• AIM OF THE EXERCISE
For each line in the data below that holds "обеспечение", return a copy.

Stored data entries:

**********

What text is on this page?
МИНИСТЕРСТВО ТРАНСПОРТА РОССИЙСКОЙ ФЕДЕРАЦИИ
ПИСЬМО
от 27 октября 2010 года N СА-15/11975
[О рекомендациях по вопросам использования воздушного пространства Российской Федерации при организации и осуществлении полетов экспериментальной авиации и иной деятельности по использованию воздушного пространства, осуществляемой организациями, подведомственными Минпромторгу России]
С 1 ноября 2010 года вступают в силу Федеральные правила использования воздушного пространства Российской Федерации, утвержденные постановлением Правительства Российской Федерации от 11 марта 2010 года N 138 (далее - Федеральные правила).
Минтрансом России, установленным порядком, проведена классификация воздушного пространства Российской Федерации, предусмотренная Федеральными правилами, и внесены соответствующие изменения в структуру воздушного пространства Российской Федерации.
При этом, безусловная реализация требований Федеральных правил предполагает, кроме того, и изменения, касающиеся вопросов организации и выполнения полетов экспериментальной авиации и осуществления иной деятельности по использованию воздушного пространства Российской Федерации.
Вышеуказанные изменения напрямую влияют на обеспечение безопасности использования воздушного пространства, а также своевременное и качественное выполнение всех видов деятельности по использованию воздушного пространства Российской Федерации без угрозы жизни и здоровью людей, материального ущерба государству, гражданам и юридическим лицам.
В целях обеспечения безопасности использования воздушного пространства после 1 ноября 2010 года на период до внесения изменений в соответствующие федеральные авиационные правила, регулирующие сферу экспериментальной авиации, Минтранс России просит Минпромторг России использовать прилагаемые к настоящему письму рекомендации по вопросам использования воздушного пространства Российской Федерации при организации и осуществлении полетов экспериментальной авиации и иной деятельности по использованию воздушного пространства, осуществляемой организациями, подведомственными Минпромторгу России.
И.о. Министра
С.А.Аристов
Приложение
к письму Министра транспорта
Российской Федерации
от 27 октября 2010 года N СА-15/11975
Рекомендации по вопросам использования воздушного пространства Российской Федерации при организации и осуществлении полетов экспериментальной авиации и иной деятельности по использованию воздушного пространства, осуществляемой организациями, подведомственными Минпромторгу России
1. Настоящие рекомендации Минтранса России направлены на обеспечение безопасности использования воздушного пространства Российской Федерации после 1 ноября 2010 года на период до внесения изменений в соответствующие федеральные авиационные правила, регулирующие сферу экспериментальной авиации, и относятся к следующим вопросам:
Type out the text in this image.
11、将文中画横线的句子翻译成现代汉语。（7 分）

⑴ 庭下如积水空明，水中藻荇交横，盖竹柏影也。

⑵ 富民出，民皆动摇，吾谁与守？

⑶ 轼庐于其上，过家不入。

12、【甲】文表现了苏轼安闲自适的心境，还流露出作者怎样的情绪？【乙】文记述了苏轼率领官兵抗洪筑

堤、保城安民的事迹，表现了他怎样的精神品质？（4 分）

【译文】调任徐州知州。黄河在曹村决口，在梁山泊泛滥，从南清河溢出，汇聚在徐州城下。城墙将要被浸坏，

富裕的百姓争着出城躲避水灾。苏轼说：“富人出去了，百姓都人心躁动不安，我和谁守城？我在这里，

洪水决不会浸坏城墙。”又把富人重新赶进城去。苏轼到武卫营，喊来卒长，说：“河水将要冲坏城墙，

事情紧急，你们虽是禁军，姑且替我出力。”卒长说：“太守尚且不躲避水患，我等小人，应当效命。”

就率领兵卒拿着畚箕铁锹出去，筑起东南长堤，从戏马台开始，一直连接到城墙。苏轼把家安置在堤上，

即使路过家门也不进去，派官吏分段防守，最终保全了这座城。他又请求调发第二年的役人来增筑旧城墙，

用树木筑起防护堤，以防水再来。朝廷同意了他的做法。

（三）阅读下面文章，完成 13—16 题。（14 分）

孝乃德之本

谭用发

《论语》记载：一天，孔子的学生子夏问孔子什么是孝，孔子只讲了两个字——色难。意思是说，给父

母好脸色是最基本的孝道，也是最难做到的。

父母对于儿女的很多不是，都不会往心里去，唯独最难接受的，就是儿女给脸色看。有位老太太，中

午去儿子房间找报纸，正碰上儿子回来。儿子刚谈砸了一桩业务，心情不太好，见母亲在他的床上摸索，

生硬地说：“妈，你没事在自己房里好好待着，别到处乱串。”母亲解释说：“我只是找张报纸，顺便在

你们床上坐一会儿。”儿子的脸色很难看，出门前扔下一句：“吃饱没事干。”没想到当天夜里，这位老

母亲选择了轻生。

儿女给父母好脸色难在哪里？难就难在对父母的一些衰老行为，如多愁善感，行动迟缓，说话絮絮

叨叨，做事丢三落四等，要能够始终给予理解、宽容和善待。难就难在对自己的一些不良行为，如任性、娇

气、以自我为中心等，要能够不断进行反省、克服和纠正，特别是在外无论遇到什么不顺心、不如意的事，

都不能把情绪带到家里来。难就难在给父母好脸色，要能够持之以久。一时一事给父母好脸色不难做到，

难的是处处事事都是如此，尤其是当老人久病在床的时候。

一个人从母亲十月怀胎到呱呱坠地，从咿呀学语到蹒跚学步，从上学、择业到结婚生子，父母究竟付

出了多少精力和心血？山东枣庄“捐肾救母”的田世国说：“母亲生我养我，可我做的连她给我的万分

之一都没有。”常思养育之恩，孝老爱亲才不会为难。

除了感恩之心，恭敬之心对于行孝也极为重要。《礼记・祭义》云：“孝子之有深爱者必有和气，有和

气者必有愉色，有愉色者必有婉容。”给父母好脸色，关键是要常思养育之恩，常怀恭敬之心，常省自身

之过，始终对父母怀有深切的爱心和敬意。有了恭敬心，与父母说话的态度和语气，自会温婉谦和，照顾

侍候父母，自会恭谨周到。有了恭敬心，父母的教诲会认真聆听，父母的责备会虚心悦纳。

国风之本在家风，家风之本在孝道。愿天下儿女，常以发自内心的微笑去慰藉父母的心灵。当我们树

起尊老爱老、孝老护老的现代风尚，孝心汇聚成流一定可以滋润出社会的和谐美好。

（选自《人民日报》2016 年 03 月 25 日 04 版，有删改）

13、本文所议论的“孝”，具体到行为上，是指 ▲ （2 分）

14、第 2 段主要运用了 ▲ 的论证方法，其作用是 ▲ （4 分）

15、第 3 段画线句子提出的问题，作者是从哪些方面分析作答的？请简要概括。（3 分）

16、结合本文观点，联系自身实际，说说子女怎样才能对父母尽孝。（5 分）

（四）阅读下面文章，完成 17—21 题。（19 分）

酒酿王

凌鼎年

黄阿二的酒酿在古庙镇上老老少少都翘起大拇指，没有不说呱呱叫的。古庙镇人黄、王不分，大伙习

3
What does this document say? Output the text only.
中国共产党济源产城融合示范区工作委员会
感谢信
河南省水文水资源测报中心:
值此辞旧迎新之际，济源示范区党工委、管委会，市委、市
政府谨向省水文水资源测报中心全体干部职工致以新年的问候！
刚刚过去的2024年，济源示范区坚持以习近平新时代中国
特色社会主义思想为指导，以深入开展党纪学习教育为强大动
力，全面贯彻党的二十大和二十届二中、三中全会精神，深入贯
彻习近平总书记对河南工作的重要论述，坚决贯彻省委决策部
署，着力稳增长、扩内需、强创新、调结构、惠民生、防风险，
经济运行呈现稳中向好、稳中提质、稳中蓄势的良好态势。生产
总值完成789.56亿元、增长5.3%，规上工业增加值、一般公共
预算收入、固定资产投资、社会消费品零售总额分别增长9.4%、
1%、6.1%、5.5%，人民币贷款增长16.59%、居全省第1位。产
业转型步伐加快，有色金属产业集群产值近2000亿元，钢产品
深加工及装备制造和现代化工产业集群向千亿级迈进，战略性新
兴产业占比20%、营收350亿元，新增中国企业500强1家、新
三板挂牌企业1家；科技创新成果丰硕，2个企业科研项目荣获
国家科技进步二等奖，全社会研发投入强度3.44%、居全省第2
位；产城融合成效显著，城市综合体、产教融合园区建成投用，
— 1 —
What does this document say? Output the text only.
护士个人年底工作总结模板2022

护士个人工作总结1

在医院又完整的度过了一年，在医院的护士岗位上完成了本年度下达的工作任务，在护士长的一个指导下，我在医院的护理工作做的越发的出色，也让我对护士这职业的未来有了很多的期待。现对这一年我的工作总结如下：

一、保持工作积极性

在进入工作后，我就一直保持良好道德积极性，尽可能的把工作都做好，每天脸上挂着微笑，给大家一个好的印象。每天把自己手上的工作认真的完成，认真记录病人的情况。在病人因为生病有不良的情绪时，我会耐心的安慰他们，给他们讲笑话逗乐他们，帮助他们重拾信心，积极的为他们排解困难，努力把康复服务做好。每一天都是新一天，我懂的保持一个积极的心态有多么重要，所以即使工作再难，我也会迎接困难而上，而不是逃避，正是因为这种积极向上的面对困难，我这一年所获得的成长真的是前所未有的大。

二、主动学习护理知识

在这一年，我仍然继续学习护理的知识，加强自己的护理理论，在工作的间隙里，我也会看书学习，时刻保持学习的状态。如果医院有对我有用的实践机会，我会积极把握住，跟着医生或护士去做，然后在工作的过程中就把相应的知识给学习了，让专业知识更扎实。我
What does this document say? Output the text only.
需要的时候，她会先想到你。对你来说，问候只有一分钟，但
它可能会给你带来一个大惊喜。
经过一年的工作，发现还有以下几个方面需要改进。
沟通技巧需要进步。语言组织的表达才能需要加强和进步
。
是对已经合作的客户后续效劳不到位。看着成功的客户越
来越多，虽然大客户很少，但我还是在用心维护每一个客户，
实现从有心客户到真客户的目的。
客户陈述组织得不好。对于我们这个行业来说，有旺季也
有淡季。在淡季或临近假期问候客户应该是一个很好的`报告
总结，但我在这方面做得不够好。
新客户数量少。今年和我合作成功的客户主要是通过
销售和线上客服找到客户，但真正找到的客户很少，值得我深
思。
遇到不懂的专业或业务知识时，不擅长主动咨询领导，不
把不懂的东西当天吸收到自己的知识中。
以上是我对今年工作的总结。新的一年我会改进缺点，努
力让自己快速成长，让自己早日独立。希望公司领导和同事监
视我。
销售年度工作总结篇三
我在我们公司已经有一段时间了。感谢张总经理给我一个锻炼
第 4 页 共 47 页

**********

• TASK SOLUTION
Вышеуказанные изменения напрямую влияют на обеспечение безопасности использования воздушного пространства, а также своевременное и качественное выполнение всех видов деятельности по использованию воздушного пространства Российской Федерации без угрозы жизни и здоровью людей, материального ущерба государству, гражданам и юридическим лицам.
1. Настоящие рекомендации Минтранса России направлены на обеспечение безопасности использования воздушного пространства Российской Федерации после 1 ноября 2010 года на период до внесения изменений в соответствующие федеральные авиационные правила, регулирующие сферу экспериментальной авиации, и относятся к следующим вопросам:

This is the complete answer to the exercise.